◆ **Stored data**:
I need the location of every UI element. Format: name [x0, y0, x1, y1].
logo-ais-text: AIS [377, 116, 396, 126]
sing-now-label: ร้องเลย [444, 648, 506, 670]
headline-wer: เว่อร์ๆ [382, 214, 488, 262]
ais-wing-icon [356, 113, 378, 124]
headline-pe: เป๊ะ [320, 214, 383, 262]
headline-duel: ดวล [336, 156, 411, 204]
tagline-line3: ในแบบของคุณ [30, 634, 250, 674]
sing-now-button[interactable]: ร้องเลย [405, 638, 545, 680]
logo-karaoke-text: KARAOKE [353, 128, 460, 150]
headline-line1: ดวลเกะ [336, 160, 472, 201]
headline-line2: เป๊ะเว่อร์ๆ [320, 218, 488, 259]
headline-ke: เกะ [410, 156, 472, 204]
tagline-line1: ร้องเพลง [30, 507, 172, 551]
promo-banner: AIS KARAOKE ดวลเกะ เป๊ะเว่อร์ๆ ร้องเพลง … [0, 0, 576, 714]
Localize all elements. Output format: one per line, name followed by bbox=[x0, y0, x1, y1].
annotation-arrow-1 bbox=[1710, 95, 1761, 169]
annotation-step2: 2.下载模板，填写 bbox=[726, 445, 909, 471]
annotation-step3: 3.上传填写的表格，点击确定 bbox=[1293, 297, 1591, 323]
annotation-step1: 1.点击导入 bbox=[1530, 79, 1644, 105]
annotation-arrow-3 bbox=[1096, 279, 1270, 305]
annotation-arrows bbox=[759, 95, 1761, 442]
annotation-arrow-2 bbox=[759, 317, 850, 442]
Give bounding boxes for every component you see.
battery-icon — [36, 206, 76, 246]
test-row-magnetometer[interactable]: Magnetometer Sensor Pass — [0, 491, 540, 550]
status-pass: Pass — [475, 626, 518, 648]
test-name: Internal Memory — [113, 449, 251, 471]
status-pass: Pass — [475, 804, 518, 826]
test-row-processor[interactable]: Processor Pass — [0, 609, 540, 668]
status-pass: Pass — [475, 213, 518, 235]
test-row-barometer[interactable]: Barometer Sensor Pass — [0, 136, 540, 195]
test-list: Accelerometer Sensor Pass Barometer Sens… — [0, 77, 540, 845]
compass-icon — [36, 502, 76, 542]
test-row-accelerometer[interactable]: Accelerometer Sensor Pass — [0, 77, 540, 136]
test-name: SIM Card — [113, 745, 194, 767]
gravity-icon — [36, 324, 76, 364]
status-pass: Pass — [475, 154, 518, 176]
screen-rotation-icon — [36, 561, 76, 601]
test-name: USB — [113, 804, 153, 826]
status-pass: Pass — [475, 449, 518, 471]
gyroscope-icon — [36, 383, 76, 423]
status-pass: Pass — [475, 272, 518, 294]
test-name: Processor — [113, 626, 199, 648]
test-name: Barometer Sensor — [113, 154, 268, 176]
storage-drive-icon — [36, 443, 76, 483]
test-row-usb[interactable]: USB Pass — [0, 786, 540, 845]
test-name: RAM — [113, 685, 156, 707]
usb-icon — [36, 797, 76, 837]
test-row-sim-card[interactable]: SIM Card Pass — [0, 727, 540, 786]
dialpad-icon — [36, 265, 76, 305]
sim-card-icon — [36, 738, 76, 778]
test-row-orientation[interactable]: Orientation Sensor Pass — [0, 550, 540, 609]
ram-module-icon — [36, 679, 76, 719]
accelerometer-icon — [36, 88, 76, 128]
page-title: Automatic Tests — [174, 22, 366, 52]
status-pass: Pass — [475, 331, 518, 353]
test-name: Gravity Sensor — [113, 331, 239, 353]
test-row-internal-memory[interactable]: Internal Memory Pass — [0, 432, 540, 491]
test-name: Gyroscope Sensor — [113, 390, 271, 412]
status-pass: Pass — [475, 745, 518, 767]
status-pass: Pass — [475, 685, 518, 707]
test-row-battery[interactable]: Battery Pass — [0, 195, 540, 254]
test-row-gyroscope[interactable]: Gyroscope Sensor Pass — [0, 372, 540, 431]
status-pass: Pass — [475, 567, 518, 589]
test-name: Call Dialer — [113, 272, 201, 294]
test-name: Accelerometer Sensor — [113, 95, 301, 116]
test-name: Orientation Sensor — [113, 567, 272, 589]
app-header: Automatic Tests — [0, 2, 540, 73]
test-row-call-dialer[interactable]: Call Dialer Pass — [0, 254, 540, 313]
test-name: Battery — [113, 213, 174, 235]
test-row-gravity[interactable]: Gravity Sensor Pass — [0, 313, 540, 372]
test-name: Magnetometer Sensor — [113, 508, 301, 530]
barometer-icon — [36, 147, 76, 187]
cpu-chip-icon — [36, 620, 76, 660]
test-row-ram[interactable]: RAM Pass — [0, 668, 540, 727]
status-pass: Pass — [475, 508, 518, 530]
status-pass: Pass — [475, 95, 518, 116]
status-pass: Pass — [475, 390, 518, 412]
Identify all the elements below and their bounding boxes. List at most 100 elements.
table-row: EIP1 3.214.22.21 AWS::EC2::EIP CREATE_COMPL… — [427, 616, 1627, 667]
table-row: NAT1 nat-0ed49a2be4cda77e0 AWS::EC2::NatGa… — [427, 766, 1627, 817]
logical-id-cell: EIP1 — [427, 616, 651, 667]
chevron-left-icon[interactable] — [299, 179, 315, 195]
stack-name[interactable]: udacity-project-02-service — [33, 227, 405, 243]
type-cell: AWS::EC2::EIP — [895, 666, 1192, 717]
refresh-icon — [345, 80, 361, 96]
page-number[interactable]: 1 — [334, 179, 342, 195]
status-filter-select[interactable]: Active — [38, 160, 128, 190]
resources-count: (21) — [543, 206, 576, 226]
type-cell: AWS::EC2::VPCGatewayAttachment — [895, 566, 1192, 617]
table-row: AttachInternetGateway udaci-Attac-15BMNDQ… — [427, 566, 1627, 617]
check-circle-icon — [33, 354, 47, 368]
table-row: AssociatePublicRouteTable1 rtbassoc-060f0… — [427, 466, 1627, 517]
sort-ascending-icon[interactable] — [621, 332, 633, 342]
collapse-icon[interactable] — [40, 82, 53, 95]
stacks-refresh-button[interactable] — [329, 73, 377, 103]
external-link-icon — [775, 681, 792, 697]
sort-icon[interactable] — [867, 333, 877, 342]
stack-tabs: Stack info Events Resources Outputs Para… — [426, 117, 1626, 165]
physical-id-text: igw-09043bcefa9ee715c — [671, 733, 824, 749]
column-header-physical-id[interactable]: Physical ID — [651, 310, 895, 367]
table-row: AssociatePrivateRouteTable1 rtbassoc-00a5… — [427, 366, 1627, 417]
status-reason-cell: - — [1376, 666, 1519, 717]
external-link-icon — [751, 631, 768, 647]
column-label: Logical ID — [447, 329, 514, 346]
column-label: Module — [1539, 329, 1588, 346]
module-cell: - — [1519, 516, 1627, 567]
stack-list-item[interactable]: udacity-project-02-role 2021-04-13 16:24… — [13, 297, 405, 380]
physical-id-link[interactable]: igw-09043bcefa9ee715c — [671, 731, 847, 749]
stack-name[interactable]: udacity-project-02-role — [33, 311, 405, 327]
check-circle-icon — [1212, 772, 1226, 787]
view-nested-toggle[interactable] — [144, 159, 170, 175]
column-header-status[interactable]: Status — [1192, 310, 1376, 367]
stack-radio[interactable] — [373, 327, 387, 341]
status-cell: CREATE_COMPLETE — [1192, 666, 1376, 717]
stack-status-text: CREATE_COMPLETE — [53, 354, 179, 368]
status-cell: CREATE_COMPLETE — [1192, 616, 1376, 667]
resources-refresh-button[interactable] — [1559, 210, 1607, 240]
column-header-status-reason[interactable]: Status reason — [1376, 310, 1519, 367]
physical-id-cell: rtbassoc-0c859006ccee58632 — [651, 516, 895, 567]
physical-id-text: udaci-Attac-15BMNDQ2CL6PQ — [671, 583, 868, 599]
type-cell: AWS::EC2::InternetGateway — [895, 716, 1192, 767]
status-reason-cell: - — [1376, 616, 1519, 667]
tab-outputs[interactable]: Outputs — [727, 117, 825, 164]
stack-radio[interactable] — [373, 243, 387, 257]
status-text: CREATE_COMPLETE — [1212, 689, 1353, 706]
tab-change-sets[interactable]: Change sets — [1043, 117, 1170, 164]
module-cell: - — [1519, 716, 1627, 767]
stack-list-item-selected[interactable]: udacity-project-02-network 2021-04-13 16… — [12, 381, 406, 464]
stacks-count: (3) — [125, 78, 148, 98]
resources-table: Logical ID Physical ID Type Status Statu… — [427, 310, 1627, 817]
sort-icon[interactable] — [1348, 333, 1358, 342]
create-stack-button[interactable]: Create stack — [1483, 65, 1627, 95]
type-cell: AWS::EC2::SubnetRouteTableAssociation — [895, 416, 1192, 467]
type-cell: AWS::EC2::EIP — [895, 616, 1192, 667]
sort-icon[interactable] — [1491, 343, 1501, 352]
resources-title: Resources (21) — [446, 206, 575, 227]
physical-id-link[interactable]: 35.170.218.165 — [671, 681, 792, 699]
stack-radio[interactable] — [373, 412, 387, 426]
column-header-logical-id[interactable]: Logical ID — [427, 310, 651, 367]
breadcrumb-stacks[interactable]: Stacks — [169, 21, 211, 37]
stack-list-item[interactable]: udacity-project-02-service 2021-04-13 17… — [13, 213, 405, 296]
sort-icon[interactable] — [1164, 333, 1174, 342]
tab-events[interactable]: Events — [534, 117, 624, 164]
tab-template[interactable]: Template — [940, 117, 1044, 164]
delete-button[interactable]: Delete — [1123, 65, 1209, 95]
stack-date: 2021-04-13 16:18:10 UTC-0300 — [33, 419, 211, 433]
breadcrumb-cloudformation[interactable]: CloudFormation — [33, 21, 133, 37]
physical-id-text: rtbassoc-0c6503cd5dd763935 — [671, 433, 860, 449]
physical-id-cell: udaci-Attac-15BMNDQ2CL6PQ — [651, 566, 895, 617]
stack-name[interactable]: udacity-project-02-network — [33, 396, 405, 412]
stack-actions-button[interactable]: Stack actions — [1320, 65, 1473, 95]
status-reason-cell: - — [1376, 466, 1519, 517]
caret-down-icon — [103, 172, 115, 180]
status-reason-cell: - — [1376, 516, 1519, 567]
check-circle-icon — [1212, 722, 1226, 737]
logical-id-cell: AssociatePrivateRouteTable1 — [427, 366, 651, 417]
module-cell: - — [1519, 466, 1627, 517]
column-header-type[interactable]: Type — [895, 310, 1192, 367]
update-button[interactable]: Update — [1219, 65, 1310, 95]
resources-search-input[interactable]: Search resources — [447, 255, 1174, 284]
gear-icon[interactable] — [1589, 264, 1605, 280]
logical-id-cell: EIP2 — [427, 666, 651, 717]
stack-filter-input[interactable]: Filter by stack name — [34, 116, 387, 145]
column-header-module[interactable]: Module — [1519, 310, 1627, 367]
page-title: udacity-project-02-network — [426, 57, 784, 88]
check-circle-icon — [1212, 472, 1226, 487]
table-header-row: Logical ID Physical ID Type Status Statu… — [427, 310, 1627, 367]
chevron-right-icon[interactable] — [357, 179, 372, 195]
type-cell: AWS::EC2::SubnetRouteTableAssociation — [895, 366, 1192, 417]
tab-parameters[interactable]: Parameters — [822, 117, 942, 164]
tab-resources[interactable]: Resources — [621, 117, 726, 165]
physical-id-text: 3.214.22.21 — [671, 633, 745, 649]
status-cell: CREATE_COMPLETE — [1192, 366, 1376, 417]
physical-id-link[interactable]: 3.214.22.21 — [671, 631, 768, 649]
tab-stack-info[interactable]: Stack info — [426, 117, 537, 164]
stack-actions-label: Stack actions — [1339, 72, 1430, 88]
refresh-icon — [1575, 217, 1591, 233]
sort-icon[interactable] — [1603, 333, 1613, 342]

◆ **Challenge**: Quote the records word for word, starting with the first line and going on through the line that contains "status-pass: Pass — [475, 804, 518, 826]", including both ends.

◆ **Answer to the exercise**:
I need the location of every UI element. Format: name [x0, y0, x1, y1].
logo-ais-text: AIS [377, 116, 396, 126]
sing-now-label: ร้องเลย [444, 648, 506, 670]
headline-wer: เว่อร์ๆ [382, 214, 488, 262]
ais-wing-icon [356, 113, 378, 124]
headline-pe: เป๊ะ [320, 214, 383, 262]
headline-duel: ดวล [336, 156, 411, 204]
tagline-line3: ในแบบของคุณ [30, 634, 250, 674]
sing-now-button[interactable]: ร้องเลย [405, 638, 545, 680]
logo-karaoke-text: KARAOKE [353, 128, 460, 150]
headline-line1: ดวลเกะ [336, 160, 472, 201]
headline-line2: เป๊ะเว่อร์ๆ [320, 218, 488, 259]
headline-ke: เกะ [410, 156, 472, 204]
tagline-line1: ร้องเพลง [30, 507, 172, 551]
promo-banner: AIS KARAOKE ดวลเกะ เป๊ะเว่อร์ๆ ร้องเพลง … [0, 0, 576, 714]
Localize all elements. Output format: one per line, name followed by bbox=[x0, y0, x1, y1].
annotation-arrow-1 bbox=[1710, 95, 1761, 169]
annotation-step2: 2.下载模板，填写 bbox=[726, 445, 909, 471]
annotation-step3: 3.上传填写的表格，点击确定 bbox=[1293, 297, 1591, 323]
annotation-step1: 1.点击导入 bbox=[1530, 79, 1644, 105]
annotation-arrow-3 bbox=[1096, 279, 1270, 305]
annotation-arrows bbox=[759, 95, 1761, 442]
annotation-arrow-2 bbox=[759, 317, 850, 442]
Give bounding boxes for every component you see.
battery-icon — [36, 206, 76, 246]
test-row-magnetometer[interactable]: Magnetometer Sensor Pass — [0, 491, 540, 550]
status-pass: Pass — [475, 626, 518, 648]
test-name: Internal Memory — [113, 449, 251, 471]
status-pass: Pass — [475, 804, 518, 826]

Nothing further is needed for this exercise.